Dataset items:

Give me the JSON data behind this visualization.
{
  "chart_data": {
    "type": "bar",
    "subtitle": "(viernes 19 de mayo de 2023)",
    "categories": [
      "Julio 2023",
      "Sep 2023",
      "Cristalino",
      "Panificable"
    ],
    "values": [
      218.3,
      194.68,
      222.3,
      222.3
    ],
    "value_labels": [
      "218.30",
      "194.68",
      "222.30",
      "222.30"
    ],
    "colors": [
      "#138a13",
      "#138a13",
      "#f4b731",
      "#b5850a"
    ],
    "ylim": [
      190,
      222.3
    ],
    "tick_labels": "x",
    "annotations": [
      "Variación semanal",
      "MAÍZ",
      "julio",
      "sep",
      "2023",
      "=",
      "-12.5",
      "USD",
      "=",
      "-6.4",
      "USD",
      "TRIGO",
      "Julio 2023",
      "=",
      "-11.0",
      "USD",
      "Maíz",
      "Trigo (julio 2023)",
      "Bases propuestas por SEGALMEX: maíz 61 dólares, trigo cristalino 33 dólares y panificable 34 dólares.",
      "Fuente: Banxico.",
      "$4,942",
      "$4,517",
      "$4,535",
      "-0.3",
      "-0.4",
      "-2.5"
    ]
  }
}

---

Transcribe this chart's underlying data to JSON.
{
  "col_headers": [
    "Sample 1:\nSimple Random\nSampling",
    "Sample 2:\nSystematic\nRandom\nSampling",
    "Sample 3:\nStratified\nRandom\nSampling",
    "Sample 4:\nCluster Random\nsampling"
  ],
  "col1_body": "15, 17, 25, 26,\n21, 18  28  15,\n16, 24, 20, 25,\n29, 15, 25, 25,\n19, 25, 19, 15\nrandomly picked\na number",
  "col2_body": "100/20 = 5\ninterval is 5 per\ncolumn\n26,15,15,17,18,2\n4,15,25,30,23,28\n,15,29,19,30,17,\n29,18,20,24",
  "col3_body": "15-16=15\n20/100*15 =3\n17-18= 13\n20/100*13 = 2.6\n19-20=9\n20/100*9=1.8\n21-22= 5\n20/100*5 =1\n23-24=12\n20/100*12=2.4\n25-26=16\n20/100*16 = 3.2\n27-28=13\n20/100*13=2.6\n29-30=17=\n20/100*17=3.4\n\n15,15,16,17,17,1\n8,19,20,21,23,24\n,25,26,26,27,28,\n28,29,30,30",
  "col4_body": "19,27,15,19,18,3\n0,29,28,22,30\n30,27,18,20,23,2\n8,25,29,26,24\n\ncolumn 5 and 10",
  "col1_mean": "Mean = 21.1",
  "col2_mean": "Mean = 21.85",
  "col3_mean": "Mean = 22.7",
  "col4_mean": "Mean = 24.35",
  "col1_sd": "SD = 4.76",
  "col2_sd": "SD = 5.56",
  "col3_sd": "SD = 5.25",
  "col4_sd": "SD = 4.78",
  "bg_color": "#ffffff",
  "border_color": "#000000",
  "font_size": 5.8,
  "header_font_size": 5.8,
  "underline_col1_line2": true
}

What the task requires
Return all lines with the word "ncolumn" in them.

In response
  "col2_body": "100/20 = 5\ninterval is 5 per\ncolumn\n26,15,15,17,18,2\n4,15,25,30,23,28\n,15,29,19,30,17,\n29,18,20,24",
  "col4_body": "19,27,15,19,18,3\n0,29,28,22,30\n30,27,18,20,23,2\n8,25,29,26,24\n\ncolumn 5 and 10",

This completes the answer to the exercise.